» **Extracted data**
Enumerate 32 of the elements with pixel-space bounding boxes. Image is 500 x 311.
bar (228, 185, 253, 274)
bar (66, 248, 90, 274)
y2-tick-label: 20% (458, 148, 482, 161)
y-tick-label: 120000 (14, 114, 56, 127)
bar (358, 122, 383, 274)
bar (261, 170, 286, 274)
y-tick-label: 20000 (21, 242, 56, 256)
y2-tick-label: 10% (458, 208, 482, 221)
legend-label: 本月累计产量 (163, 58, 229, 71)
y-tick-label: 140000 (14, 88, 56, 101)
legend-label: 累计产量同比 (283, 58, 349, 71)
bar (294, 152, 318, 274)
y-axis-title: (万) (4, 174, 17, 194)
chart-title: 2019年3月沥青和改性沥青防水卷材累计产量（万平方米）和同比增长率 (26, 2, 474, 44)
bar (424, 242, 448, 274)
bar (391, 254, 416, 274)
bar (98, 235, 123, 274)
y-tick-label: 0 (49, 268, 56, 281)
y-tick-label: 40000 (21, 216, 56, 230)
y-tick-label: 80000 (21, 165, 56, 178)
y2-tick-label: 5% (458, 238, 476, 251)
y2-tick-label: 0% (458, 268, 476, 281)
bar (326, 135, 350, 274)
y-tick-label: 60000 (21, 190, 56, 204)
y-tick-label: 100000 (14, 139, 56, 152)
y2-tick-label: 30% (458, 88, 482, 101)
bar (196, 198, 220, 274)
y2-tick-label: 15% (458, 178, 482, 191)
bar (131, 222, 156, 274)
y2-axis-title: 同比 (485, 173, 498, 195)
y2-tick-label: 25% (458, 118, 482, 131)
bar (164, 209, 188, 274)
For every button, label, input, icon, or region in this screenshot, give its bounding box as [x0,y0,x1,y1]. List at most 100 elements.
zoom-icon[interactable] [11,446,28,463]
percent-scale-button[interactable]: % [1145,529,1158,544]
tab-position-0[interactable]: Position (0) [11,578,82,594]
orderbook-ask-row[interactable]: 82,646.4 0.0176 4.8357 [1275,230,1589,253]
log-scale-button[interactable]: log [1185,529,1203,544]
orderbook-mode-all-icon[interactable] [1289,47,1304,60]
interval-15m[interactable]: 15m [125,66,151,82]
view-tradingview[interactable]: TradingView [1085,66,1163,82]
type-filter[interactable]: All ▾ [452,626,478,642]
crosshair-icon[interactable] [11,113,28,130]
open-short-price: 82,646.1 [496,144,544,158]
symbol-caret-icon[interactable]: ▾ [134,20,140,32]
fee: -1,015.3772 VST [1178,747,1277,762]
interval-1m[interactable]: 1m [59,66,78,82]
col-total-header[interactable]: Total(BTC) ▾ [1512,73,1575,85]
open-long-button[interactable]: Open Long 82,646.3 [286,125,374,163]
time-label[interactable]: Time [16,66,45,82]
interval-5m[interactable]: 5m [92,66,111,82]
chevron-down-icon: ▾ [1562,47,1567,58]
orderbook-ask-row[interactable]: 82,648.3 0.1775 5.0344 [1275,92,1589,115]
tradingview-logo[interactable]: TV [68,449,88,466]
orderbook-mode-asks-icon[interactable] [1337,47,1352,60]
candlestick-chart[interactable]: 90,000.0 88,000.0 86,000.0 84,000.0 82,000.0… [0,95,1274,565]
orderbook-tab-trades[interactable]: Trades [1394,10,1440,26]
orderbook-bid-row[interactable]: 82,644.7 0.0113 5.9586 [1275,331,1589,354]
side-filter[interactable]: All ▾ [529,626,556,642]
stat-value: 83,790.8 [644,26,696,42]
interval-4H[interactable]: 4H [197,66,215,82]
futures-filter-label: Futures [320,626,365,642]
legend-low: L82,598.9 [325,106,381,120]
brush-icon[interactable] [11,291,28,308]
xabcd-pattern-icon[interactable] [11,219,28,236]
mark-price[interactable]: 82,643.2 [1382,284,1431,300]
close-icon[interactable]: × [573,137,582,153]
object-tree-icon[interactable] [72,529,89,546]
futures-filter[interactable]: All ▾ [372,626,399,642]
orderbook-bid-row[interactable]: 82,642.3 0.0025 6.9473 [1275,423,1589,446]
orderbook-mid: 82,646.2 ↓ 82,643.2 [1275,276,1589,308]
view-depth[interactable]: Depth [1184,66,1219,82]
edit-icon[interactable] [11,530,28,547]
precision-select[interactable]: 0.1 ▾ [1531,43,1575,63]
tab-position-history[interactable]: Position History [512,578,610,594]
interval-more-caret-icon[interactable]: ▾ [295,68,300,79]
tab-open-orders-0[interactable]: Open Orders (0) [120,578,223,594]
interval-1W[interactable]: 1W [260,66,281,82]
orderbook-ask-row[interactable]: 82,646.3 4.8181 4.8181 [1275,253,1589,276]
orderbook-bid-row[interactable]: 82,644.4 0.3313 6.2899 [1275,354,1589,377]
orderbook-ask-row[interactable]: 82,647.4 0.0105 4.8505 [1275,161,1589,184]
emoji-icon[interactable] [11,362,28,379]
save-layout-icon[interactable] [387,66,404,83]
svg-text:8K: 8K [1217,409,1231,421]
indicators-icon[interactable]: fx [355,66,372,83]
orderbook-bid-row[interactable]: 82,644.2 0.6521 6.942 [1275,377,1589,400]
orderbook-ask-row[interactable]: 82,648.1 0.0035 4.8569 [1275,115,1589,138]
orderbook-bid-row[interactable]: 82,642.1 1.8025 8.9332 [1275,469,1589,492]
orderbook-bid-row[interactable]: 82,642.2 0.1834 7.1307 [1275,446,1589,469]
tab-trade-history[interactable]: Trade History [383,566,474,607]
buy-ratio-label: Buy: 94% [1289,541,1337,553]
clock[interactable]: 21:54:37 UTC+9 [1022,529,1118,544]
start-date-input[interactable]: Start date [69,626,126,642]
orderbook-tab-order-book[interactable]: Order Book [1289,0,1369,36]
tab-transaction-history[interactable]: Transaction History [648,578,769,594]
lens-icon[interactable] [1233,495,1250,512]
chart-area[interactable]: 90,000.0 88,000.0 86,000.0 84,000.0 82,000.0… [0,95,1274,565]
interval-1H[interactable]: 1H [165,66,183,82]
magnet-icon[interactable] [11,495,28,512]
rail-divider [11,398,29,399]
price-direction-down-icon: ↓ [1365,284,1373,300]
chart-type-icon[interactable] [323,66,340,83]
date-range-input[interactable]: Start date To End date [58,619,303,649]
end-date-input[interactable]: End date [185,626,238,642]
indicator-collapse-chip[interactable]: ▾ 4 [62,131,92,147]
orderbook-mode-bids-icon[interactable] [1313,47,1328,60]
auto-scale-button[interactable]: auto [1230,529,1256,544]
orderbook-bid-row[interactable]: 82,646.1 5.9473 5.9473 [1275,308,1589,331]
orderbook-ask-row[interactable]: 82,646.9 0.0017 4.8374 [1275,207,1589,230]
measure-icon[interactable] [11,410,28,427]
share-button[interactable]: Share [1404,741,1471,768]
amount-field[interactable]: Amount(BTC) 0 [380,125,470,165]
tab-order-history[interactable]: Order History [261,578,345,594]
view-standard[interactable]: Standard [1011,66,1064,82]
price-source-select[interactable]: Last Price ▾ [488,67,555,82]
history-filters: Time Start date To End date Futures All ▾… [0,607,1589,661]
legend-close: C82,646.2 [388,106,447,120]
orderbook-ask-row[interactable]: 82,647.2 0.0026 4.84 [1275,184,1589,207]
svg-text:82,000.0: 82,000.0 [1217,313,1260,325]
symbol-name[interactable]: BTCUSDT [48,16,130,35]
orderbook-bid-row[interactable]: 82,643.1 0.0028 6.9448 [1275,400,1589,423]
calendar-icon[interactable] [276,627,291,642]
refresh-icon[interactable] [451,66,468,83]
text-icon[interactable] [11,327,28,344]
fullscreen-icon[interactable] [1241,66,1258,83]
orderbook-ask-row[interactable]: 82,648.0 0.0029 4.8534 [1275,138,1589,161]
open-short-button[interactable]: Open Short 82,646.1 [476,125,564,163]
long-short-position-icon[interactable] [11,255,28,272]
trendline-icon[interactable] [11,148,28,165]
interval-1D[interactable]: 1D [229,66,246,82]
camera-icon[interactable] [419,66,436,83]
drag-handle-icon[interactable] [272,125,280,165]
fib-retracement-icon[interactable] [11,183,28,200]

» **Objective**
Switch "bar" to "column" in the lines starting at the top of the rows and ending at the line containing "y2-tick-label: 10% (458, 208, 482, 221)", and give back only those lines with nothing else changed.

» **Task output**
Enumerate 32 of the elements with pixel-space bounding boxes. Image is 500 x 311.
column (228, 185, 253, 274)
column (66, 248, 90, 274)
y2-tick-label: 20% (458, 148, 482, 161)
y-tick-label: 120000 (14, 114, 56, 127)
column (358, 122, 383, 274)
column (261, 170, 286, 274)
y-tick-label: 20000 (21, 242, 56, 256)
y2-tick-label: 10% (458, 208, 482, 221)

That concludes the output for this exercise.